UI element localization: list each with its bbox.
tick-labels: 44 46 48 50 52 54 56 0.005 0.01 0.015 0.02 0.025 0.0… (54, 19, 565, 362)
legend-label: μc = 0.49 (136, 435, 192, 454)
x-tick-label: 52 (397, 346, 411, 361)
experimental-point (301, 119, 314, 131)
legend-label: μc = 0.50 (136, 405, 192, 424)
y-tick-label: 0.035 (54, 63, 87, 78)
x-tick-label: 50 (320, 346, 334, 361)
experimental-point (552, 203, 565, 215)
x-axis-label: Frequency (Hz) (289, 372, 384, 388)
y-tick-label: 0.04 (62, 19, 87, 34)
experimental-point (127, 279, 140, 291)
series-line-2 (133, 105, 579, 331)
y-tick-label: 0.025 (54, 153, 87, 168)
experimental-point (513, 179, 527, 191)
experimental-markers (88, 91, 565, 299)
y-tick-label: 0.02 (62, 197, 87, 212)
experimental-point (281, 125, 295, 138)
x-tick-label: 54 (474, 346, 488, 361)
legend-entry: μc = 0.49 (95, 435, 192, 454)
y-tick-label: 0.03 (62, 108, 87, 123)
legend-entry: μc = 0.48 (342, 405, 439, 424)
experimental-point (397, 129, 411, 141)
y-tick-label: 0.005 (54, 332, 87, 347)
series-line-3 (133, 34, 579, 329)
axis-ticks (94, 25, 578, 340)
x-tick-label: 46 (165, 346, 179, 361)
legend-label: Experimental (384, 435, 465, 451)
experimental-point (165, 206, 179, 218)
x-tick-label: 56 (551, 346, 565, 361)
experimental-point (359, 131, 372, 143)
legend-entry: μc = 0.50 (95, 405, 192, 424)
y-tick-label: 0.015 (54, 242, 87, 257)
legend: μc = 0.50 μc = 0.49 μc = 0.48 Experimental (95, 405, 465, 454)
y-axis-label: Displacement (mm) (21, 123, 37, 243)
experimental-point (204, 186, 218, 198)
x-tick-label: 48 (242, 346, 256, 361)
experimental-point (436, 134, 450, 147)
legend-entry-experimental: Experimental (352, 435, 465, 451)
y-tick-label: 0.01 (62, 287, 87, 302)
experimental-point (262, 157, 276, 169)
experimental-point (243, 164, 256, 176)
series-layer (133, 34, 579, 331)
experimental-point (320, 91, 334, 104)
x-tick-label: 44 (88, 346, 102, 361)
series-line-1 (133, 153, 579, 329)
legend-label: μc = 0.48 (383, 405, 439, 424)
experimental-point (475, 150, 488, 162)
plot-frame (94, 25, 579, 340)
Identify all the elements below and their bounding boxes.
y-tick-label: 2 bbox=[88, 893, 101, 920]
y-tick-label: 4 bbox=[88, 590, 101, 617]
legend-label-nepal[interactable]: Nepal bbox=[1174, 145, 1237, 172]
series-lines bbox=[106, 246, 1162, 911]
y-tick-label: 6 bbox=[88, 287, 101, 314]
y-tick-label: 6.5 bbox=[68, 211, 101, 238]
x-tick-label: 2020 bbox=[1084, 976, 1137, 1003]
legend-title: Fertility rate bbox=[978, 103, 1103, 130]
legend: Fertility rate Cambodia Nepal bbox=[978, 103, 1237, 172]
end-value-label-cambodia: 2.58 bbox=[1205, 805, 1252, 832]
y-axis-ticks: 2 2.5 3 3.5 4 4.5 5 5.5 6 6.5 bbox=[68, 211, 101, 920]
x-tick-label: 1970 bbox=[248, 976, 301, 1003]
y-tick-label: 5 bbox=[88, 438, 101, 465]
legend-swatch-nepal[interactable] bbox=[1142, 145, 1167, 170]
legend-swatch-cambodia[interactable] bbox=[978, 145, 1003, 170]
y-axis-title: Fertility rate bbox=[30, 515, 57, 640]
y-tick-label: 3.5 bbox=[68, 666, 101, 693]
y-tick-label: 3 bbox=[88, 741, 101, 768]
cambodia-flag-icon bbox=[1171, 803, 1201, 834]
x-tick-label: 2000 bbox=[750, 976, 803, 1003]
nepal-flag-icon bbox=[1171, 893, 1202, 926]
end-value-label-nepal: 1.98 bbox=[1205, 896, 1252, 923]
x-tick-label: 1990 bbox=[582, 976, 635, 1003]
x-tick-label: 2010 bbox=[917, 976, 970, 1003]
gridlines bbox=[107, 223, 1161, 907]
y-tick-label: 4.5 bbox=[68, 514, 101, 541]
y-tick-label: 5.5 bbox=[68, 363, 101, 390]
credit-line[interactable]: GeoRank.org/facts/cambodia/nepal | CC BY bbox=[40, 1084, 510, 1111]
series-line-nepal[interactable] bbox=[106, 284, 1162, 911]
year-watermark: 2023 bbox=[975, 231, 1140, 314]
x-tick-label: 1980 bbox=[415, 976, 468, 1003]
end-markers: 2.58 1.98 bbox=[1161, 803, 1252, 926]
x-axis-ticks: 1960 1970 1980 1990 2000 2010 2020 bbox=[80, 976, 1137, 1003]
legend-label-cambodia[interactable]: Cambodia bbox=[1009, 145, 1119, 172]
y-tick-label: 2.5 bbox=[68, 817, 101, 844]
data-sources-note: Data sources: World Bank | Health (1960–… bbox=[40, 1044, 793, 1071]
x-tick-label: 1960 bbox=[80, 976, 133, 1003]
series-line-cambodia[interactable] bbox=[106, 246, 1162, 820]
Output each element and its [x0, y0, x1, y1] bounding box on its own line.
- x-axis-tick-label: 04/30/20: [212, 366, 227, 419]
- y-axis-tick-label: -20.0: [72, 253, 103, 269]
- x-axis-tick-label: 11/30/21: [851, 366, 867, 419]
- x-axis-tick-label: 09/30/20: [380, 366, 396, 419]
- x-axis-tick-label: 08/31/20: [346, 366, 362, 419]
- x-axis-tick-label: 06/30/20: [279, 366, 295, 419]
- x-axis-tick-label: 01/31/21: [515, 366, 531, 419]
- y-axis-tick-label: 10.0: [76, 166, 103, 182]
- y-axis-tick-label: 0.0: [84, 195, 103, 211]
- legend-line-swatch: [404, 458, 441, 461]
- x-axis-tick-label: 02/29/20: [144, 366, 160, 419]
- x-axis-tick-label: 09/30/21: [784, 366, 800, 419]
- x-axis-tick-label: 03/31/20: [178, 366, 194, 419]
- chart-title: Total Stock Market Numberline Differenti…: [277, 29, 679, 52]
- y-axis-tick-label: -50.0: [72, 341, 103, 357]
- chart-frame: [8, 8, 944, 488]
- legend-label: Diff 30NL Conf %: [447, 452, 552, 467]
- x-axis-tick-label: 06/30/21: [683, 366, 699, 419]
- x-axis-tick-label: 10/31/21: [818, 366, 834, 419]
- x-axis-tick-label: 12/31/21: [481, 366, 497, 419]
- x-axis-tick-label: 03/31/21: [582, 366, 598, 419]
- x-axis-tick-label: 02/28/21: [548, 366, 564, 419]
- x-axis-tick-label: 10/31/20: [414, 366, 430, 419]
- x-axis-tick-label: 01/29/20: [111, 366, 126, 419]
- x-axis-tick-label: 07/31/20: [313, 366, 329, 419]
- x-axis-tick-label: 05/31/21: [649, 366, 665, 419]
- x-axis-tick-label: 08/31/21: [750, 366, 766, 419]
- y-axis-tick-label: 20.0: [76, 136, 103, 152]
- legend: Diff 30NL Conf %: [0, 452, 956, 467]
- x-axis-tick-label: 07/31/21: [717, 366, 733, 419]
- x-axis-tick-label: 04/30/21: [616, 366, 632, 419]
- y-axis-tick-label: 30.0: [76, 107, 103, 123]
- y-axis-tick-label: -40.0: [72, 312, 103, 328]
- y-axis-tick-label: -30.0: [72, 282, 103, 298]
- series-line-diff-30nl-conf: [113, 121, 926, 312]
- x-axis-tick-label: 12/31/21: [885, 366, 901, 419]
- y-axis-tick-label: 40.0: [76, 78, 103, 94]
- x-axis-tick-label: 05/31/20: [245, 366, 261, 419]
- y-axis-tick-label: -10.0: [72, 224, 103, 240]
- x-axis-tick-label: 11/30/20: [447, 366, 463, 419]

• • • • •

- _What needs to be done_: Reproduce the rows above verbatim, from the very first row through the row that contains "experimental-point (165, 206, 179, 218)", with both ends included.

- _Complete response_:
UI element localization: list each with its bbox.
tick-labels: 44 46 48 50 52 54 56 0.005 0.01 0.015 0.02 0.025 0.0… (54, 19, 565, 362)
legend-label: μc = 0.49 (136, 435, 192, 454)
x-tick-label: 52 (397, 346, 411, 361)
experimental-point (301, 119, 314, 131)
legend-label: μc = 0.50 (136, 405, 192, 424)
y-tick-label: 0.035 (54, 63, 87, 78)
x-tick-label: 50 (320, 346, 334, 361)
experimental-point (552, 203, 565, 215)
x-axis-label: Frequency (Hz) (289, 372, 384, 388)
y-tick-label: 0.04 (62, 19, 87, 34)
experimental-point (127, 279, 140, 291)
series-line-2 (133, 105, 579, 331)
y-tick-label: 0.025 (54, 153, 87, 168)
experimental-point (513, 179, 527, 191)
experimental-markers (88, 91, 565, 299)
y-tick-label: 0.02 (62, 197, 87, 212)
experimental-point (281, 125, 295, 138)
x-tick-label: 54 (474, 346, 488, 361)
legend-entry: μc = 0.49 (95, 435, 192, 454)
y-tick-label: 0.03 (62, 108, 87, 123)
legend-entry: μc = 0.48 (342, 405, 439, 424)
experimental-point (397, 129, 411, 141)
y-tick-label: 0.005 (54, 332, 87, 347)
series-line-3 (133, 34, 579, 329)
axis-ticks (94, 25, 578, 340)
x-tick-label: 46 (165, 346, 179, 361)
legend-label: Experimental (384, 435, 465, 451)
experimental-point (165, 206, 179, 218)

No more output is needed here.